Part of a data file:
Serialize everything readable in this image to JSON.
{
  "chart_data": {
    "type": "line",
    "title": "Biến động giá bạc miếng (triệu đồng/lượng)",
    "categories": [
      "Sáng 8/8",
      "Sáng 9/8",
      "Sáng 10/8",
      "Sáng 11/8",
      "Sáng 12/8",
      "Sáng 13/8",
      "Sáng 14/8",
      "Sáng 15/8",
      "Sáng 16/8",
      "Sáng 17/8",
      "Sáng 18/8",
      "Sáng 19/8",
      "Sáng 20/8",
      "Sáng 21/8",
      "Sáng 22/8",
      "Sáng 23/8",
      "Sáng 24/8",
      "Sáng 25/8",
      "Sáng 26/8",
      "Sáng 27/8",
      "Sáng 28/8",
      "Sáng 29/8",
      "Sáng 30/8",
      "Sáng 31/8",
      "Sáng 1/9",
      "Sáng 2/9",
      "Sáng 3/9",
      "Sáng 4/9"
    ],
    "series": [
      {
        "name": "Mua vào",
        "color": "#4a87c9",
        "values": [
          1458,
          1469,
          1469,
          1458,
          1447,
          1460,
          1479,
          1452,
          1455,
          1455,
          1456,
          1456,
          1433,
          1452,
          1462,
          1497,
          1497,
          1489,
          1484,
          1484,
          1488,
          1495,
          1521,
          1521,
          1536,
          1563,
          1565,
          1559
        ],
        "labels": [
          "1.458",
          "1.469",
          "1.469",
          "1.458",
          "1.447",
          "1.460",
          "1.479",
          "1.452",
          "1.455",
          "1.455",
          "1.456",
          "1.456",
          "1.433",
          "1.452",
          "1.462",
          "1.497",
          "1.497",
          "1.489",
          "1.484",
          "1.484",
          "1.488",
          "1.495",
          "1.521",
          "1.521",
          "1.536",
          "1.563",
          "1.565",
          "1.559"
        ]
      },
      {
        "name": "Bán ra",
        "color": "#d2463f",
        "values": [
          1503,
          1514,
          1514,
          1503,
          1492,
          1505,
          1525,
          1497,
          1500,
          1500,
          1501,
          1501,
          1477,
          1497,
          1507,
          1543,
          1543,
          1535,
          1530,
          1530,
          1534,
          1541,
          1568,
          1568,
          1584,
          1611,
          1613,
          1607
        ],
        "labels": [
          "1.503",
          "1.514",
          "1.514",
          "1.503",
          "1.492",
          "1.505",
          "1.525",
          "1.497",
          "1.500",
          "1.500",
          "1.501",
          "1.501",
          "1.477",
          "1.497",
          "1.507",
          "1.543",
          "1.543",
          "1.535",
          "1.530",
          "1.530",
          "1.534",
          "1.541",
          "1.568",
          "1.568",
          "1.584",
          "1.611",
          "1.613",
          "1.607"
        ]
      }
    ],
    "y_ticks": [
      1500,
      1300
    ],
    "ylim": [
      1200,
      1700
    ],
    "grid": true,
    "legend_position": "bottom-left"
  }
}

Aim of the exercise >> Recite the full listing above exactly.

Result for this task >>
Serialize everything readable in this image to JSON.
{
  "chart_data": {
    "type": "line",
    "title": "Biến động giá bạc miếng (triệu đồng/lượng)",
    "categories": [
      "Sáng 8/8",
      "Sáng 9/8",
      "Sáng 10/8",
      "Sáng 11/8",
      "Sáng 12/8",
      "Sáng 13/8",
      "Sáng 14/8",
      "Sáng 15/8",
      "Sáng 16/8",
      "Sáng 17/8",
      "Sáng 18/8",
      "Sáng 19/8",
      "Sáng 20/8",
      "Sáng 21/8",
      "Sáng 22/8",
      "Sáng 23/8",
      "Sáng 24/8",
      "Sáng 25/8",
      "Sáng 26/8",
      "Sáng 27/8",
      "Sáng 28/8",
      "Sáng 29/8",
      "Sáng 30/8",
      "Sáng 31/8",
      "Sáng 1/9",
      "Sáng 2/9",
      "Sáng 3/9",
      "Sáng 4/9"
    ],
    "series": [
      {
        "name": "Mua vào",
        "color": "#4a87c9",
        "values": [
          1458,
          1469,
          1469,
          1458,
          1447,
          1460,
          1479,
          1452,
          1455,
          1455,
          1456,
          1456,
          1433,
          1452,
          1462,
          1497,
          1497,
          1489,
          1484,
          1484,
          1488,
          1495,
          1521,
          1521,
          1536,
          1563,
          1565,
          1559
        ],
        "labels": [
          "1.458",
          "1.469",
          "1.469",
          "1.458",
          "1.447",
          "1.460",
          "1.479",
          "1.452",
          "1.455",
          "1.455",
          "1.456",
          "1.456",
          "1.433",
          "1.452",
          "1.462",
          "1.497",
          "1.497",
          "1.489",
          "1.484",
          "1.484",
          "1.488",
          "1.495",
          "1.521",
          "1.521",
          "1.536",
          "1.563",
          "1.565",
          "1.559"
        ]
      },
      {
        "name": "Bán ra",
        "color": "#d2463f",
        "values": [
          1503,
          1514,
          1514,
          1503,
          1492,
          1505,
          1525,
          1497,
          1500,
          1500,
          1501,
          1501,
          1477,
          1497,
          1507,
          1543,
          1543,
          1535,
          1530,
          1530,
          1534,
          1541,
          1568,
          1568,
          1584,
          1611,
          1613,
          1607
        ],
        "labels": [
          "1.503",
          "1.514",
          "1.514",
          "1.503",
          "1.492",
          "1.505",
          "1.525",
          "1.497",
          "1.500",
          "1.500",
          "1.501",
          "1.501",
          "1.477",
          "1.497",
          "1.507",
          "1.543",
          "1.543",
          "1.535",
          "1.530",
          "1.530",
          "1.534",
          "1.541",
          "1.568",
          "1.568",
          "1.584",
          "1.611",
          "1.613",
          "1.607"
        ]
      }
    ],
    "y_ticks": [
      1500,
      1300
    ],
    "ylim": [
      1200,
      1700
    ],
    "grid": true,
    "legend_position": "bottom-left"
  }
}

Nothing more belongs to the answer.